- [AIM] Comb the records below for the string "العربية" and copy each line where it turns up.

- [STORED ROWS]
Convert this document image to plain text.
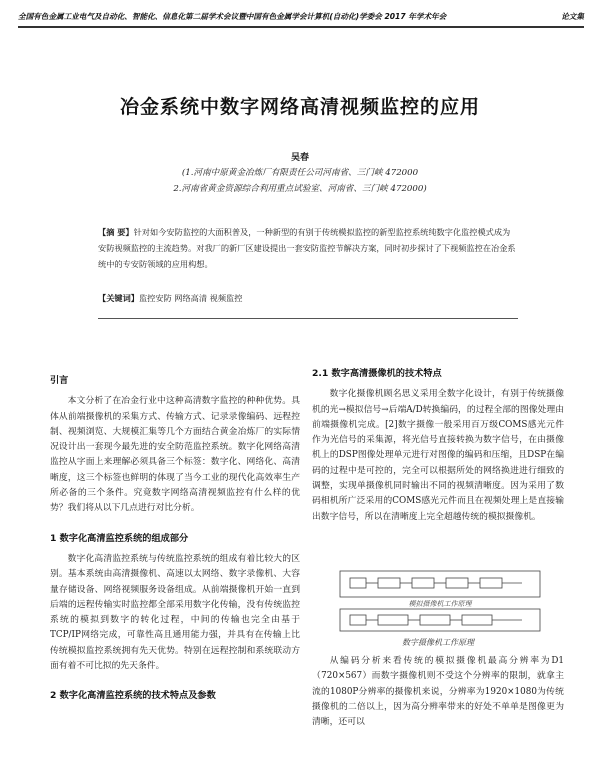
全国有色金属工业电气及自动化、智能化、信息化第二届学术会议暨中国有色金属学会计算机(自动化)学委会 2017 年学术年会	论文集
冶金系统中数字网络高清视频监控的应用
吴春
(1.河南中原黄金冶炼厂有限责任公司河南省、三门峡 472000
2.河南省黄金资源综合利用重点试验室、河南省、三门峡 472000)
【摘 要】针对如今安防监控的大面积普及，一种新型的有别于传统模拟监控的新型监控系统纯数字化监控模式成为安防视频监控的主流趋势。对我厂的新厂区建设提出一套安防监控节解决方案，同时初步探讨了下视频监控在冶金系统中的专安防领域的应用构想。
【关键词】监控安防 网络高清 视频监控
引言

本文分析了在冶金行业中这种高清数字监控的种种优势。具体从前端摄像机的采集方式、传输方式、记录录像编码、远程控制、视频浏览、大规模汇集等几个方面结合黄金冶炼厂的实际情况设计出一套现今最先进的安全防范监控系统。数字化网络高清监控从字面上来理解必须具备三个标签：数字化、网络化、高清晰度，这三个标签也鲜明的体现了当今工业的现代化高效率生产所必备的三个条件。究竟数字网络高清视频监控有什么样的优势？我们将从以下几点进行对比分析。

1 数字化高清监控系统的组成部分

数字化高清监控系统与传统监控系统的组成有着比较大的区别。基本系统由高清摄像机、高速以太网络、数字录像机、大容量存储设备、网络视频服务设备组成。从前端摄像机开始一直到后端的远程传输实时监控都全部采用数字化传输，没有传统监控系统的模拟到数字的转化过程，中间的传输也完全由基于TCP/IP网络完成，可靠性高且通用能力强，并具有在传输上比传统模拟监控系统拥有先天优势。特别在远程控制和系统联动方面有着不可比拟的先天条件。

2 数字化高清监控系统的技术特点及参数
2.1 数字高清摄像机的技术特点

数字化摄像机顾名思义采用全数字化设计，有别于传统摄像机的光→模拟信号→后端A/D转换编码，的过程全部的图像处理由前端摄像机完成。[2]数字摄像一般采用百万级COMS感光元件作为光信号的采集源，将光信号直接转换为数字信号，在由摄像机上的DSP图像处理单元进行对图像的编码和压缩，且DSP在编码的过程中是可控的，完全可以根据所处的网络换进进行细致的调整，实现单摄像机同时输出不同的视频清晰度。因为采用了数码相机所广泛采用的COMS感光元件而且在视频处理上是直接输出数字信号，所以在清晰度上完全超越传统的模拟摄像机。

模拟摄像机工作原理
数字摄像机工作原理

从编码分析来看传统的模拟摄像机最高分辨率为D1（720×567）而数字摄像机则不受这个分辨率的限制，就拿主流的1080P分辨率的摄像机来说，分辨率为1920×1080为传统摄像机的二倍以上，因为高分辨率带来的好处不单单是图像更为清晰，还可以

--

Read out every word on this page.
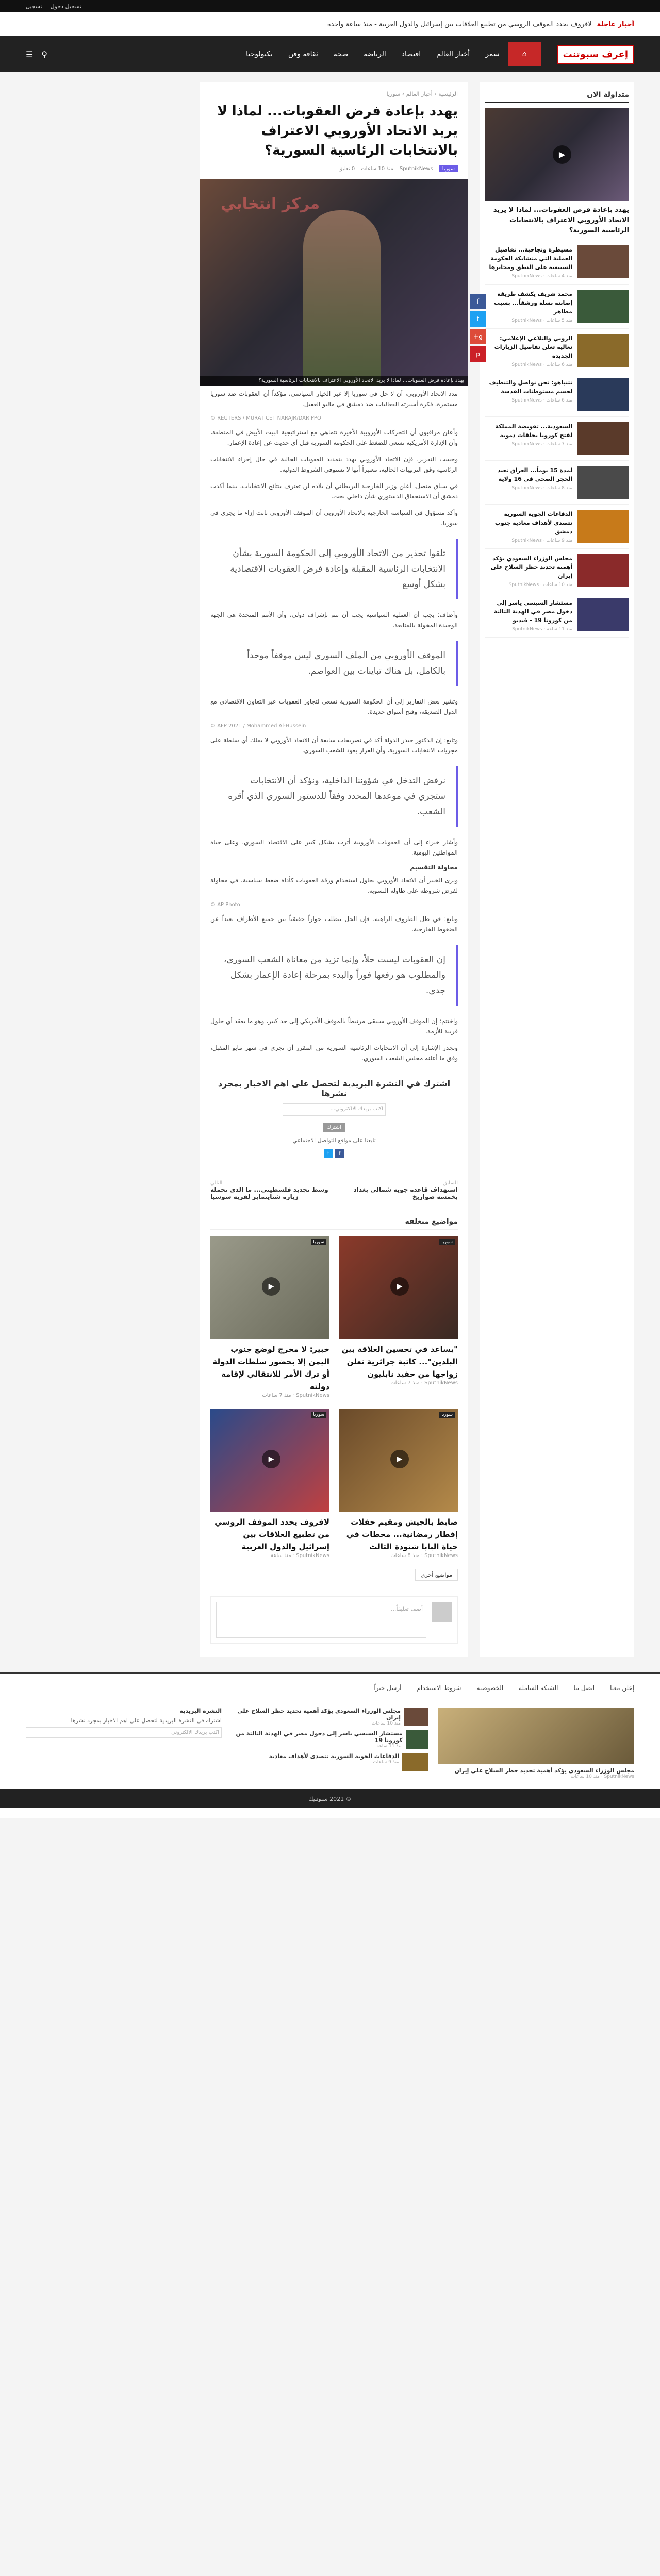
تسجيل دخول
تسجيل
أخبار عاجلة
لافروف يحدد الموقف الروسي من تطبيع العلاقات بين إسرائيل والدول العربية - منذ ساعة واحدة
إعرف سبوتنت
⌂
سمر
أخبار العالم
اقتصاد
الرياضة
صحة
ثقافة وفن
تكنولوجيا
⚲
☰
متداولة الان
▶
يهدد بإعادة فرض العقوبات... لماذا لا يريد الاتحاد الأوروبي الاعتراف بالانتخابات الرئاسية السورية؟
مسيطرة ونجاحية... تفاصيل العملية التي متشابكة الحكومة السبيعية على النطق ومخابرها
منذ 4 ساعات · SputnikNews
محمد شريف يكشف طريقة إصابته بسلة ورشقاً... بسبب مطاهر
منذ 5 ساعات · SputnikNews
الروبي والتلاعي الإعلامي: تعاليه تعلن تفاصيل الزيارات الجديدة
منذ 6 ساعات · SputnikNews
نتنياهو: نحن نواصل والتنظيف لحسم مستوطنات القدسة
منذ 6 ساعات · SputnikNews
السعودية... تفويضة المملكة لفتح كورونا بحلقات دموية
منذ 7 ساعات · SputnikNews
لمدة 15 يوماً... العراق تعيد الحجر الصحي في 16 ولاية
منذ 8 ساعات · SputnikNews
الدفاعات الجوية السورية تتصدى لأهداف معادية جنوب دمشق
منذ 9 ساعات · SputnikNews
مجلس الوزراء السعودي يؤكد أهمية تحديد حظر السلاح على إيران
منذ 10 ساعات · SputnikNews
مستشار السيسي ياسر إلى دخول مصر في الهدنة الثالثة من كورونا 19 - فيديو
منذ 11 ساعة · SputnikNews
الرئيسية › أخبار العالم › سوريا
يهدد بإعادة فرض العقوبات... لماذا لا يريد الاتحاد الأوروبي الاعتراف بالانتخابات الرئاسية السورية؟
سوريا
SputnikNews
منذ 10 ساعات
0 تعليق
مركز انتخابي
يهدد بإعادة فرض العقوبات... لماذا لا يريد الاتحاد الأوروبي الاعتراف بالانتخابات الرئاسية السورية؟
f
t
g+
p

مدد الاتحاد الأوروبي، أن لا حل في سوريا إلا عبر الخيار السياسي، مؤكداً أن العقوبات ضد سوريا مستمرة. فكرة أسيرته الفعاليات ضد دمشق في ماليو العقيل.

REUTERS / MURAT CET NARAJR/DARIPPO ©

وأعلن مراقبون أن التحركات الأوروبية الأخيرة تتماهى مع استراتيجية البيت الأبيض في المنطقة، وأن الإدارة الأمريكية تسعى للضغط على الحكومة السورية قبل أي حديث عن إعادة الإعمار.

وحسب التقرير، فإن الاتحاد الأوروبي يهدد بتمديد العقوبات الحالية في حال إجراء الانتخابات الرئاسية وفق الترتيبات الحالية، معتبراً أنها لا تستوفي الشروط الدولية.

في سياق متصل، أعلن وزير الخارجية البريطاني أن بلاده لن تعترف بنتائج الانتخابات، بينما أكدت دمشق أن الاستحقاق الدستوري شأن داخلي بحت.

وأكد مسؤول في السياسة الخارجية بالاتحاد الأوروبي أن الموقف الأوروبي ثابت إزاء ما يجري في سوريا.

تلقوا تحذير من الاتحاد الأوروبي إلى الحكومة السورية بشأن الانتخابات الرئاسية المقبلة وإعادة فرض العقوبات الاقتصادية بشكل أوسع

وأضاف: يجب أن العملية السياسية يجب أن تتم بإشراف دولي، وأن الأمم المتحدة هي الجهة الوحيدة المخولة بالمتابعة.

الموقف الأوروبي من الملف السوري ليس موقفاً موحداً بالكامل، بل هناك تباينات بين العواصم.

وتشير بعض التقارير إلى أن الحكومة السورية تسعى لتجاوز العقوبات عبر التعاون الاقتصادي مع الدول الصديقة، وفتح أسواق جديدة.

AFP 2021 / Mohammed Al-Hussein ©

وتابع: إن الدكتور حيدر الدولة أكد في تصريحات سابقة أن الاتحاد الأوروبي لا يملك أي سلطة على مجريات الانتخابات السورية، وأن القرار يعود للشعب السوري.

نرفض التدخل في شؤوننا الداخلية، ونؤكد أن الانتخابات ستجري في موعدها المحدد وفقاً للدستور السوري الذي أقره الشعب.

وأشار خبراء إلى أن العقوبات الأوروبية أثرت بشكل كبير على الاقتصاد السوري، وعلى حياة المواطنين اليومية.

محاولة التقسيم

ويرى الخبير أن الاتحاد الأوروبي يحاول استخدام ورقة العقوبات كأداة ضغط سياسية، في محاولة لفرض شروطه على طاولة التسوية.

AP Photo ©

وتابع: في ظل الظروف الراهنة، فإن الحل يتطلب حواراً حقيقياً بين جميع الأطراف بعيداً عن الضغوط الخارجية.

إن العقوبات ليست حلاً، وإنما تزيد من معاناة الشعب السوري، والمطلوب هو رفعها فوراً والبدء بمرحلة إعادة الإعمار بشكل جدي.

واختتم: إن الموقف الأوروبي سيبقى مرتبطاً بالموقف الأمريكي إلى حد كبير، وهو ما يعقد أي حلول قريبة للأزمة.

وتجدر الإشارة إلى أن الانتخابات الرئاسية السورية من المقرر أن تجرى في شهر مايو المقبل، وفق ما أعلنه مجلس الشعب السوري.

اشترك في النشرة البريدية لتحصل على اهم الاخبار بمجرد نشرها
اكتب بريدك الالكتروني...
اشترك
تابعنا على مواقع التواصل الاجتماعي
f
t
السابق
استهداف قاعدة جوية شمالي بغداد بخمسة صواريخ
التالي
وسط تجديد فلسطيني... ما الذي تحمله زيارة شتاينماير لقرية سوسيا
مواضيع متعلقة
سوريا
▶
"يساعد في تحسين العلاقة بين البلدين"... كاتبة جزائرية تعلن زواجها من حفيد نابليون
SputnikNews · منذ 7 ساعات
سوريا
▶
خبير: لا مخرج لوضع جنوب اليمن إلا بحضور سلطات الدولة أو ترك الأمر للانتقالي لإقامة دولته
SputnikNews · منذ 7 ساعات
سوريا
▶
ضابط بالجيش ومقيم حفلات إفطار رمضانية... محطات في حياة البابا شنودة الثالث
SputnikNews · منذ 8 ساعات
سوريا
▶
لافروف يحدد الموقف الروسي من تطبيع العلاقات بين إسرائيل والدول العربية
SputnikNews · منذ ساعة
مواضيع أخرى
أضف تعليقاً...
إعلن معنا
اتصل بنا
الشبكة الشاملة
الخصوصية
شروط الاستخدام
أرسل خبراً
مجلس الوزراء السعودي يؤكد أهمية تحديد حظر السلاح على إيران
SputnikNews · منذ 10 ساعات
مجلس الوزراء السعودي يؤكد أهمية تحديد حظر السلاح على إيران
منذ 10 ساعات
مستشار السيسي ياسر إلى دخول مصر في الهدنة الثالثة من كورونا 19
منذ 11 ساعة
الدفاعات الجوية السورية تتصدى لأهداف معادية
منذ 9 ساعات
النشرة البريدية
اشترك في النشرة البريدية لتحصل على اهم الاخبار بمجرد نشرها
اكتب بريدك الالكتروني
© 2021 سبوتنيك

...

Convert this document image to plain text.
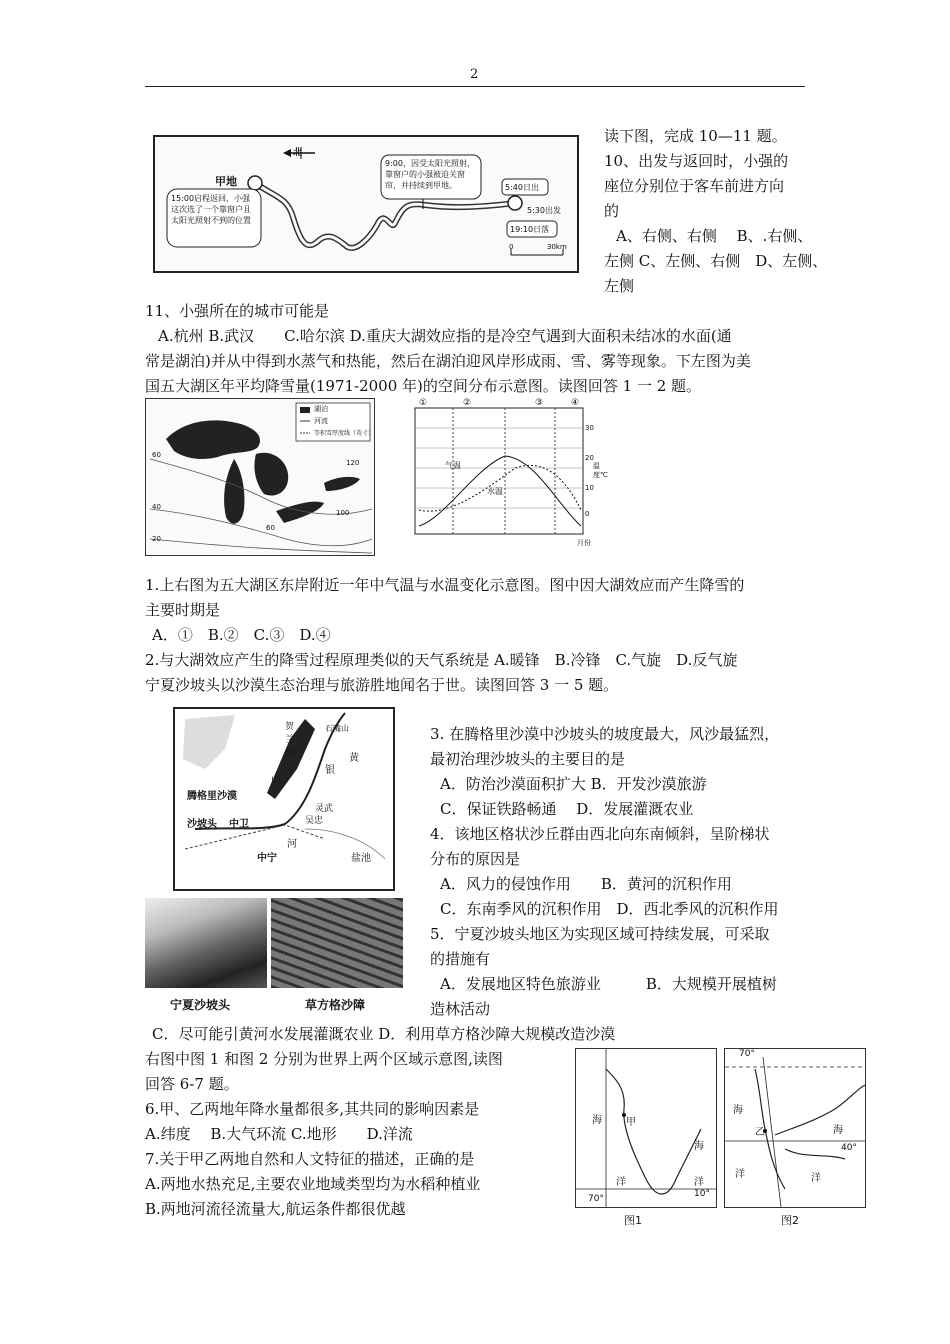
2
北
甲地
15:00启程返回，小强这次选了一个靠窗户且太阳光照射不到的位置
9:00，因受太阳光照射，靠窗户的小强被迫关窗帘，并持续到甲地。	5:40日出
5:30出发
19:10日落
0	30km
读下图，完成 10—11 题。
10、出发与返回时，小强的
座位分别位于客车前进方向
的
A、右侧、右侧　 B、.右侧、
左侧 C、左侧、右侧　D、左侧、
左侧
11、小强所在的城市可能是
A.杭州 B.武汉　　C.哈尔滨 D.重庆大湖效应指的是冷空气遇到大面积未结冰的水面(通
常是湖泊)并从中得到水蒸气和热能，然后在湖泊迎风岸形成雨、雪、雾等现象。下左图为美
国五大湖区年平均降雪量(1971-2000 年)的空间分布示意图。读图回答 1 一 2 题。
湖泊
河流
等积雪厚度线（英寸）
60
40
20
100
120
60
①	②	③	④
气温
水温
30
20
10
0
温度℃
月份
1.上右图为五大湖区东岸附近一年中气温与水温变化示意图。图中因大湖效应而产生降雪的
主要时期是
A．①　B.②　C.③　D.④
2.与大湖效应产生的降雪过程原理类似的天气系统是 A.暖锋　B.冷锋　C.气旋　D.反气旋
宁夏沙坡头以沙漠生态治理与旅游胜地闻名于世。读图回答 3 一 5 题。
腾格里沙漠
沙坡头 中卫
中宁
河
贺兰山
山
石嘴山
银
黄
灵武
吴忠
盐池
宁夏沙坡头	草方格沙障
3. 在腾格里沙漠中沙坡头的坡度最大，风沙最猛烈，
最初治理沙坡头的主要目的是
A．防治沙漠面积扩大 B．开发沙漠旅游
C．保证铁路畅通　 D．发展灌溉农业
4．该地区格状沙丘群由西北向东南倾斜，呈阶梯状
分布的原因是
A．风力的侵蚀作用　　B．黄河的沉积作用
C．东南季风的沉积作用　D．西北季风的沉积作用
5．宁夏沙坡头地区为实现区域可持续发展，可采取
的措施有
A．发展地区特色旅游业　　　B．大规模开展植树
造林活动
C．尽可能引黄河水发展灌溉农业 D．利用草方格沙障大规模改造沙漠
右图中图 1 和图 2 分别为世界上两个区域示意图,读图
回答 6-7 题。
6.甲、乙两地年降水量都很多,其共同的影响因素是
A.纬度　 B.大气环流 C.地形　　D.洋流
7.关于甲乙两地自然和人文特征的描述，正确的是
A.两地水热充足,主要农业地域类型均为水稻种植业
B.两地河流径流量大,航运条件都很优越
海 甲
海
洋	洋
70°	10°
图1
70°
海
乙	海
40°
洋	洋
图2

- [OUTPUT OF THE EXERCISE]
لافروف يحدد الموقف الروسي من تطبيع العلاقات بين إسرائيل والدول العربية - منذ ساعة واحدة
لافروف يحدد الموقف الروسي من تطبيع العلاقات بين إسرائيل والدول العربية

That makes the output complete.